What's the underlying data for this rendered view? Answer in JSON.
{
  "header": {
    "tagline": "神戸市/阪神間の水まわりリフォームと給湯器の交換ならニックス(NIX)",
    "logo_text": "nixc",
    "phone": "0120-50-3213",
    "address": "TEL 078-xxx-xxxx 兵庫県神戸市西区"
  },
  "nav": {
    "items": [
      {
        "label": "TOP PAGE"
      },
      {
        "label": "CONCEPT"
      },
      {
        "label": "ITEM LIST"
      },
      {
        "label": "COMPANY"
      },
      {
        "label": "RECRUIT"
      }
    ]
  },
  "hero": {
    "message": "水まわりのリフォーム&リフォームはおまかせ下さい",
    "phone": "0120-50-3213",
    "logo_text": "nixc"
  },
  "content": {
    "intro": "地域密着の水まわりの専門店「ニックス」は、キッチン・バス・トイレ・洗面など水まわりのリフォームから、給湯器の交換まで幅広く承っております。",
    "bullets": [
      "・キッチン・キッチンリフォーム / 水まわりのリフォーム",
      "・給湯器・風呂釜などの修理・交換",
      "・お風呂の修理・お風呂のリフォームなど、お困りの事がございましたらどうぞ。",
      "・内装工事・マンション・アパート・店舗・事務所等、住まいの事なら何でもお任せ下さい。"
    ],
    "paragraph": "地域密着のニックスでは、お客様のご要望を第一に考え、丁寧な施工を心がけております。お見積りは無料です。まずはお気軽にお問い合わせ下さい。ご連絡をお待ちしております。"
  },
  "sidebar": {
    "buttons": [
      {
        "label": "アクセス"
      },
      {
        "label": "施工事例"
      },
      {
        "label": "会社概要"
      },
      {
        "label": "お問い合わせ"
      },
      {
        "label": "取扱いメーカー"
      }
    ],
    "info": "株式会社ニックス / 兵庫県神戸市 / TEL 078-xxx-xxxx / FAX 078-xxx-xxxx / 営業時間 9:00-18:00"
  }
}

* * * *

Go through the material and select each line with the string "label" in it.

WRITTEN RESPONSE.
        "label": "TOP PAGE"
        "label": "CONCEPT"
        "label": "ITEM LIST"
        "label": "COMPANY"
        "label": "RECRUIT"
        "label": "アクセス"
        "label": "施工事例"
        "label": "会社概要"
        "label": "お問い合わせ"
        "label": "取扱いメーカー"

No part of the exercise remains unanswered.